Count each line below that has "JSON" anywhere in it. Answer with the total alone.

**Figure collection entries:**
● ● ●

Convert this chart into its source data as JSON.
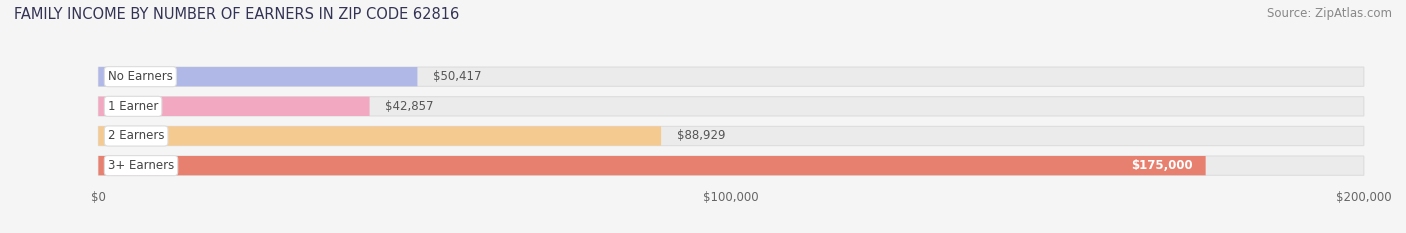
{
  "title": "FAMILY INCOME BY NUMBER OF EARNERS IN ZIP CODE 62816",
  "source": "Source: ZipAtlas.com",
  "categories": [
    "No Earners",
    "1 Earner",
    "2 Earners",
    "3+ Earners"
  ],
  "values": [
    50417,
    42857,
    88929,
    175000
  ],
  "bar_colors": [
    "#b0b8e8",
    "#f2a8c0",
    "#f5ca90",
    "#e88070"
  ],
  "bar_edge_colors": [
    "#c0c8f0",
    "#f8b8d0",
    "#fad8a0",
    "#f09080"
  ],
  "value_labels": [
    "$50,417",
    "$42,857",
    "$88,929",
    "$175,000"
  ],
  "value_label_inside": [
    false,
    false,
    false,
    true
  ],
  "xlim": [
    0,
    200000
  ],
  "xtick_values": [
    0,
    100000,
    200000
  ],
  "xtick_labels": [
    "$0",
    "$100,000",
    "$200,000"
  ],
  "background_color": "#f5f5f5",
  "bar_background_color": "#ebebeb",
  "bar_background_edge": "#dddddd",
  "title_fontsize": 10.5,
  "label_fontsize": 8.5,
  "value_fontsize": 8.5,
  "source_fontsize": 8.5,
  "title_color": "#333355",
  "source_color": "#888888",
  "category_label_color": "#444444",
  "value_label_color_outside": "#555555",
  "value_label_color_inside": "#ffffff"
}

● ● ●

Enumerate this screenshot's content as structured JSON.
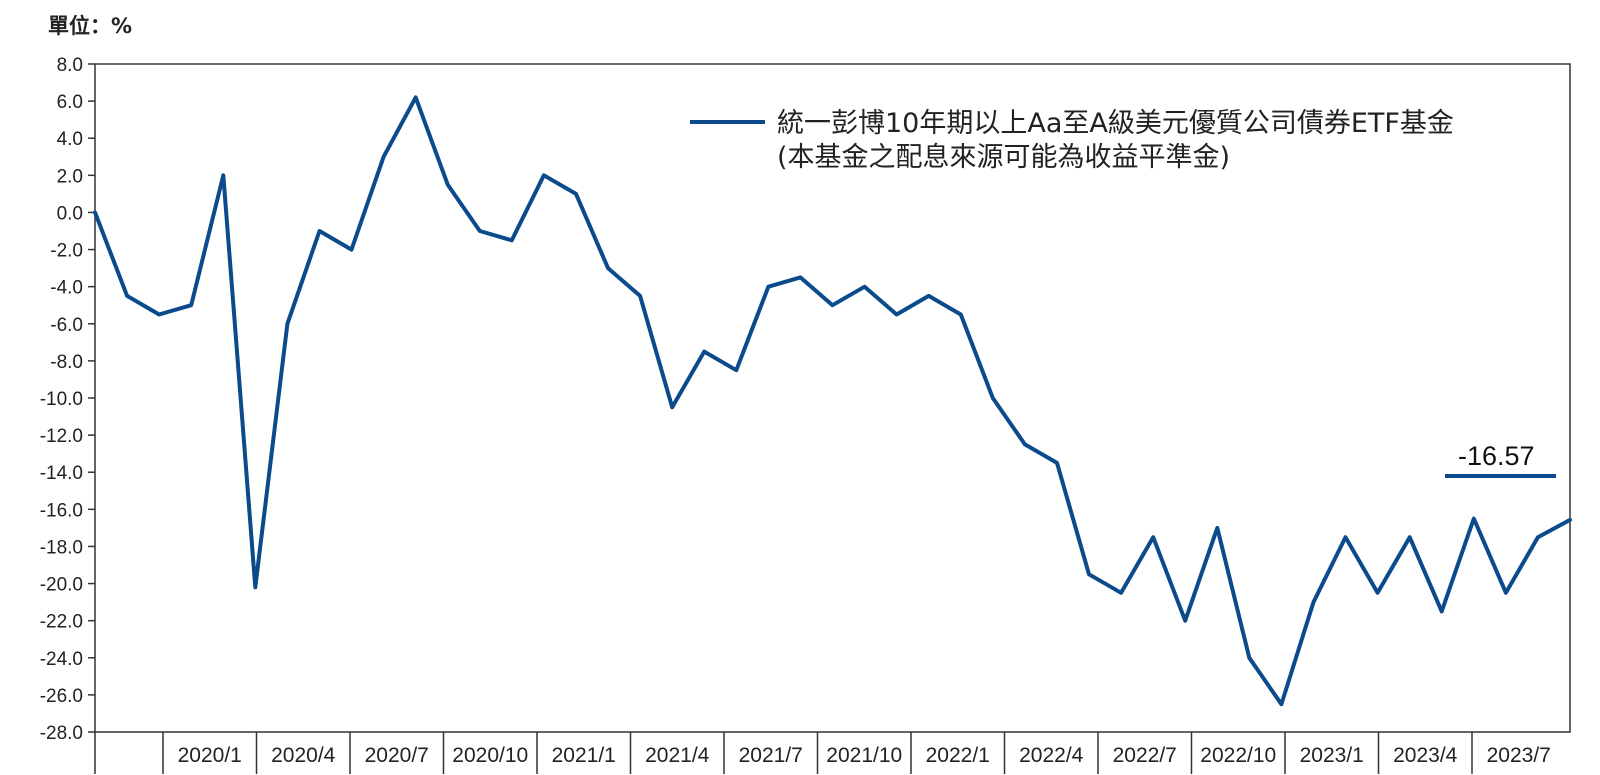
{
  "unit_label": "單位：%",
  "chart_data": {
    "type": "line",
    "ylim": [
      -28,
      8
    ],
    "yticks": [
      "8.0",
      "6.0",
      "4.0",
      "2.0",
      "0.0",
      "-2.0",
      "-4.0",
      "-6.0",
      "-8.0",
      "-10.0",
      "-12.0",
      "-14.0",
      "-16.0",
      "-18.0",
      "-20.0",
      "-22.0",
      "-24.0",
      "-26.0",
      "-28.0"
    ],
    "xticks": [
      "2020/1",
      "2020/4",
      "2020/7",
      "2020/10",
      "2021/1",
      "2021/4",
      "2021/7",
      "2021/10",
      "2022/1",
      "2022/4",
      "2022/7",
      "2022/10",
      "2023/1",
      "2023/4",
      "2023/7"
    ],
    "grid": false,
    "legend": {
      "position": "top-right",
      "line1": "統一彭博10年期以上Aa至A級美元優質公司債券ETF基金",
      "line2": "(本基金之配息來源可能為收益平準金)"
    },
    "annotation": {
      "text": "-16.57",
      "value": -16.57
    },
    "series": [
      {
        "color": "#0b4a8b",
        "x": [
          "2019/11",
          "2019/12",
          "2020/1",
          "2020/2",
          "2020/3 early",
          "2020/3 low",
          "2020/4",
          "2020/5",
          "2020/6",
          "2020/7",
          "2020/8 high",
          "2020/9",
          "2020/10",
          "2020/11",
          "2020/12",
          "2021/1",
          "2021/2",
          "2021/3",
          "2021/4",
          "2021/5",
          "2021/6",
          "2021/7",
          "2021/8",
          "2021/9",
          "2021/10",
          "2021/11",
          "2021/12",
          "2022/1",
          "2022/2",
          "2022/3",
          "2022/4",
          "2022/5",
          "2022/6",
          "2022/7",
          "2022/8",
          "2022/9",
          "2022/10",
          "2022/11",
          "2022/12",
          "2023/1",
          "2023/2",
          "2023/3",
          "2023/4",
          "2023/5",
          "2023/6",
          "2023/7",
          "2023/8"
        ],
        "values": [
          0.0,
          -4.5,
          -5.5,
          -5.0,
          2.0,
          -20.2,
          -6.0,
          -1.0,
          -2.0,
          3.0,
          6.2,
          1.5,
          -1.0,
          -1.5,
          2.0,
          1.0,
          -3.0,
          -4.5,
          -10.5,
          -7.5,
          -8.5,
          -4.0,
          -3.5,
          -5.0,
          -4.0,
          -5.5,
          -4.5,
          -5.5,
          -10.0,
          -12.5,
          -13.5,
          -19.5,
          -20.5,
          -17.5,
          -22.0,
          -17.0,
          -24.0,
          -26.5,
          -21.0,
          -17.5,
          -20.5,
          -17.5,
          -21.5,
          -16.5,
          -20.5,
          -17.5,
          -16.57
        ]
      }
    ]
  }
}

● ● ●

**Completed task:**
2